## What you should do
Copy every one of the rows below unchanged, keeping each character, number and line break as it appears.
+ + +
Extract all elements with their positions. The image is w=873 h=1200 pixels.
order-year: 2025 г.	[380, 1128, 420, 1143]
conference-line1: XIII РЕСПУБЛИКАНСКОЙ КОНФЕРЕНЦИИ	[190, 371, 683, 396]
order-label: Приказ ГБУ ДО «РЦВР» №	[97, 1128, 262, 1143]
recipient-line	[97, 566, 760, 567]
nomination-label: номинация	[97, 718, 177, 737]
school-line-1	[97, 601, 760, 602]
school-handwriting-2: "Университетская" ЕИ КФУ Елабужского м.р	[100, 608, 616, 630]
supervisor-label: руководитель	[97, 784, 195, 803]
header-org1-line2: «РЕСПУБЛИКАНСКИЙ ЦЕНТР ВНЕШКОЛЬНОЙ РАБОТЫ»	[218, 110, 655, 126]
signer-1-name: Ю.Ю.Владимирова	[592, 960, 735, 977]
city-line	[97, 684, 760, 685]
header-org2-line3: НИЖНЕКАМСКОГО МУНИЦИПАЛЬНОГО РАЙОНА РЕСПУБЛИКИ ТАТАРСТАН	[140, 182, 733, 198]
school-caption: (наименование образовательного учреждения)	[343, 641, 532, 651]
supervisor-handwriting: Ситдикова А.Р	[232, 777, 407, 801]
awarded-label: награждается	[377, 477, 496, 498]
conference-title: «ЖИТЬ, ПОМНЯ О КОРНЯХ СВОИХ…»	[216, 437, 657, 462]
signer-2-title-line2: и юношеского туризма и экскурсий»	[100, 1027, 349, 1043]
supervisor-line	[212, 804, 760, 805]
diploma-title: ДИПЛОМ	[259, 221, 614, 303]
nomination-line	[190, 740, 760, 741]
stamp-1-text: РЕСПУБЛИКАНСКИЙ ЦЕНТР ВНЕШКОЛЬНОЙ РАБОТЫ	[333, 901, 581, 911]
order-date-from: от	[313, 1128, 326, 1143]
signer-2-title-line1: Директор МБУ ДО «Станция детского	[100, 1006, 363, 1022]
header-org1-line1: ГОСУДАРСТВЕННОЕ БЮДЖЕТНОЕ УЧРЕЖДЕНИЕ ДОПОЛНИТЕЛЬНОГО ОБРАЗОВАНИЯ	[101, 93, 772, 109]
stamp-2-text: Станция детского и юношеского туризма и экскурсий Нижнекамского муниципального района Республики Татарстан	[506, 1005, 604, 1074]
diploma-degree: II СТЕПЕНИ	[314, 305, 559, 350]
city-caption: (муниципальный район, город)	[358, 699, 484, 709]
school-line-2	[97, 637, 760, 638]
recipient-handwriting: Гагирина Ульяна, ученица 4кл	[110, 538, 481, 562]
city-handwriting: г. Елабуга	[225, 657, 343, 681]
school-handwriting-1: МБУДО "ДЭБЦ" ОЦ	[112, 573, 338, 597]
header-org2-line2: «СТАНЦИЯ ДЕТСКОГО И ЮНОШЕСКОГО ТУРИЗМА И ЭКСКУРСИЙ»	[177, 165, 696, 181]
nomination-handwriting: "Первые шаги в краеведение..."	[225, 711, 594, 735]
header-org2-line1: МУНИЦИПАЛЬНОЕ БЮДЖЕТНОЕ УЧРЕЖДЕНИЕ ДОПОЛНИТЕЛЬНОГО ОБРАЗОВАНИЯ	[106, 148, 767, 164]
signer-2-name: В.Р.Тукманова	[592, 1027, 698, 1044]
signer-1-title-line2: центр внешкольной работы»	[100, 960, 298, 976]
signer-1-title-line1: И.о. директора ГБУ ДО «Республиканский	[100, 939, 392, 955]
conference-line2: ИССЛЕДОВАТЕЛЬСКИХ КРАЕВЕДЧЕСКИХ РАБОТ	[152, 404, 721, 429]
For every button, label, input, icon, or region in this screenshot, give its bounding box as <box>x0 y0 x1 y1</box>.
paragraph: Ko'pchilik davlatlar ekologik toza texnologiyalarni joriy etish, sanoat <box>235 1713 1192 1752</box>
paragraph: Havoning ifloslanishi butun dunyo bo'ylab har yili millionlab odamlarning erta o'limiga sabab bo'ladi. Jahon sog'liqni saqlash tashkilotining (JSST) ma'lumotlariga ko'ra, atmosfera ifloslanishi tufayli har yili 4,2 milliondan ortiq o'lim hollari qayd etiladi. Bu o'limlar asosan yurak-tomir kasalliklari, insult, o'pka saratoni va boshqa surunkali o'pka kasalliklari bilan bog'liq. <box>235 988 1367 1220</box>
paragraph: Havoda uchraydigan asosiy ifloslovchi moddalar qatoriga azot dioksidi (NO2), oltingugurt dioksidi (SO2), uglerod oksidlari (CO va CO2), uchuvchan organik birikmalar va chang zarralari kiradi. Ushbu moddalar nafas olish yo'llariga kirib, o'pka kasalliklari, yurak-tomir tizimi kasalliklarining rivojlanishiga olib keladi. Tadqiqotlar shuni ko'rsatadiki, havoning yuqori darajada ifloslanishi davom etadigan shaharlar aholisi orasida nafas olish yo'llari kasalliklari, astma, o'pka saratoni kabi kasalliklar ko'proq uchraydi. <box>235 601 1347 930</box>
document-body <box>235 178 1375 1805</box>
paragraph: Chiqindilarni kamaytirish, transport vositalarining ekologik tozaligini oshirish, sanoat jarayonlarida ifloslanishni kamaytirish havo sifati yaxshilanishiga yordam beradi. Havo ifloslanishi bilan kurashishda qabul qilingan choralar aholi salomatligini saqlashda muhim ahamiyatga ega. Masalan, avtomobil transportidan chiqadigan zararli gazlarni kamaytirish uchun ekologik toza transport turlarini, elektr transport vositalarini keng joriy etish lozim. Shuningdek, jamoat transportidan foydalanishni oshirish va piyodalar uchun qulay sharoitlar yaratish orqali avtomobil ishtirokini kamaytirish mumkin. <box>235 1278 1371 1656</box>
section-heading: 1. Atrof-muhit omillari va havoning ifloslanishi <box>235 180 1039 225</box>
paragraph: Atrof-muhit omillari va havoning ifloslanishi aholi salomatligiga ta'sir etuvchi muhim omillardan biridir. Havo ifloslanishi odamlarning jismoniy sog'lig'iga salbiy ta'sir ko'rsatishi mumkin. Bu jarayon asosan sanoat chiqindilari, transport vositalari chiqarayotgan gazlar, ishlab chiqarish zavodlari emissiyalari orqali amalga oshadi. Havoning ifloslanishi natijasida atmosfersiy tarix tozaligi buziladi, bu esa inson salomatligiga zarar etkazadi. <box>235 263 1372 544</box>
+ + +
## Response to this exercise
Extract all elements with their positions. The image is w=873 h=1200 pixels.
order-year: 2025 г.	[380, 1128, 420, 1143]
conference-line1: XIII РЕСПУБЛИКАНСКОЙ КОНФЕРЕНЦИИ	[190, 371, 683, 396]
order-label: Приказ ГБУ ДО «РЦВР» №	[97, 1128, 262, 1143]
recipient-line	[97, 566, 760, 567]
nomination-label: номинация	[97, 718, 177, 737]
school-line-1	[97, 601, 760, 602]
school-handwriting-2: "Университетская" ЕИ КФУ Елабужского м.р	[100, 608, 616, 630]
supervisor-label: руководитель	[97, 784, 195, 803]
header-org1-line2: «РЕСПУБЛИКАНСКИЙ ЦЕНТР ВНЕШКОЛЬНОЙ РАБОТЫ»	[218, 110, 655, 126]
signer-1-name: Ю.Ю.Владимирова	[592, 960, 735, 977]
city-line	[97, 684, 760, 685]
header-org2-line3: НИЖНЕКАМСКОГО МУНИЦИПАЛЬНОГО РАЙОНА РЕСПУБЛИКИ ТАТАРСТАН	[140, 182, 733, 198]
school-caption: (наименование образовательного учреждения)	[343, 641, 532, 651]
supervisor-handwriting: Ситдикова А.Р	[232, 777, 407, 801]
awarded-label: награждается	[377, 477, 496, 498]
conference-title: «ЖИТЬ, ПОМНЯ О КОРНЯХ СВОИХ…»	[216, 437, 657, 462]
signer-2-title-line2: и юношеского туризма и экскурсий»	[100, 1027, 349, 1043]
supervisor-line	[212, 804, 760, 805]
diploma-title: ДИПЛОМ	[259, 221, 614, 303]
nomination-line	[190, 740, 760, 741]
stamp-1-text: РЕСПУБЛИКАНСКИЙ ЦЕНТР ВНЕШКОЛЬНОЙ РАБОТЫ	[333, 901, 581, 911]
order-date-from: от	[313, 1128, 326, 1143]
signer-2-title-line1: Директор МБУ ДО «Станция детского	[100, 1006, 363, 1022]
header-org1-line1: ГОСУДАРСТВЕННОЕ БЮДЖЕТНОЕ УЧРЕЖДЕНИЕ ДОПОЛНИТЕЛЬНОГО ОБРАЗОВАНИЯ	[101, 93, 772, 109]
stamp-2-text: Станция детского и юношеского туризма и экскурсий Нижнекамского муниципального района Республики Татарстан	[506, 1005, 604, 1074]
diploma-degree: II СТЕПЕНИ	[314, 305, 559, 350]
city-caption: (муниципальный район, город)	[358, 699, 484, 709]
school-line-2	[97, 637, 760, 638]
recipient-handwriting: Гагирина Ульяна, ученица 4кл	[110, 538, 481, 562]
city-handwriting: г. Елабуга	[225, 657, 343, 681]
school-handwriting-1: МБУДО "ДЭБЦ" ОЦ	[112, 573, 338, 597]
header-org2-line2: «СТАНЦИЯ ДЕТСКОГО И ЮНОШЕСКОГО ТУРИЗМА И ЭКСКУРСИЙ»	[177, 165, 696, 181]
nomination-handwriting: "Первые шаги в краеведение..."	[225, 711, 594, 735]
header-org2-line1: МУНИЦИПАЛЬНОЕ БЮДЖЕТНОЕ УЧРЕЖДЕНИЕ ДОПОЛНИТЕЛЬНОГО ОБРАЗОВАНИЯ	[106, 148, 767, 164]
signer-2-name: В.Р.Тукманова	[592, 1027, 698, 1044]
signer-1-title-line2: центр внешкольной работы»	[100, 960, 298, 976]
signer-1-title-line1: И.о. директора ГБУ ДО «Республиканский	[100, 939, 392, 955]
conference-line2: ИССЛЕДОВАТЕЛЬСКИХ КРАЕВЕДЧЕСКИХ РАБОТ	[152, 404, 721, 429]
For every button, label, input, icon, or region in this screenshot, give its bounding box as <box>x0 y0 x1 y1</box>.
paragraph: Ko'pchilik davlatlar ekologik toza texnologiyalarni joriy etish, sanoat <box>235 1713 1192 1752</box>
paragraph: Havoning ifloslanishi butun dunyo bo'ylab har yili millionlab odamlarning erta o'limiga sabab bo'ladi. Jahon sog'liqni saqlash tashkilotining (JSST) ma'lumotlariga ko'ra, atmosfera ifloslanishi tufayli har yili 4,2 milliondan ortiq o'lim hollari qayd etiladi. Bu o'limlar asosan yurak-tomir kasalliklari, insult, o'pka saratoni va boshqa surunkali o'pka kasalliklari bilan bog'liq. <box>235 988 1367 1220</box>
paragraph: Havoda uchraydigan asosiy ifloslovchi moddalar qatoriga azot dioksidi (NO2), oltingugurt dioksidi (SO2), uglerod oksidlari (CO va CO2), uchuvchan organik birikmalar va chang zarralari kiradi. Ushbu moddalar nafas olish yo'llariga kirib, o'pka kasalliklari, yurak-tomir tizimi kasalliklarining rivojlanishiga olib keladi. Tadqiqotlar shuni ko'rsatadiki, havoning yuqori darajada ifloslanishi davom etadigan shaharlar aholisi orasida nafas olish yo'llari kasalliklari, astma, o'pka saratoni kabi kasalliklar ko'proq uchraydi. <box>235 601 1347 930</box>
document-body <box>235 178 1375 1805</box>
paragraph: Chiqindilarni kamaytirish, transport vositalarining ekologik tozaligini oshirish, sanoat jarayonlarida ifloslanishni kamaytirish havo sifati yaxshilanishiga yordam beradi. Havo ifloslanishi bilan kurashishda qabul qilingan choralar aholi salomatligini saqlashda muhim ahamiyatga ega. Masalan, avtomobil transportidan chiqadigan zararli gazlarni kamaytirish uchun ekologik toza transport turlarini, elektr transport vositalarini keng joriy etish lozim. Shuningdek, jamoat transportidan foydalanishni oshirish va piyodalar uchun qulay sharoitlar yaratish orqali avtomobil ishtirokini kamaytirish mumkin. <box>235 1278 1371 1656</box>
section-heading: 1. Atrof-muhit omillari va havoning ifloslanishi <box>235 180 1039 225</box>
paragraph: Atrof-muhit omillari va havoning ifloslanishi aholi salomatligiga ta'sir etuvchi muhim omillardan biridir. Havo ifloslanishi odamlarning jismoniy sog'lig'iga salbiy ta'sir ko'rsatishi mumkin. Bu jarayon asosan sanoat chiqindilari, transport vositalari chiqarayotgan gazlar, ishlab chiqarish zavodlari emissiyalari orqali amalga oshadi. Havoning ifloslanishi natijasida atmosfersiy tarix tozaligi buziladi, bu esa inson salomatligiga zarar etkazadi. <box>235 263 1372 544</box>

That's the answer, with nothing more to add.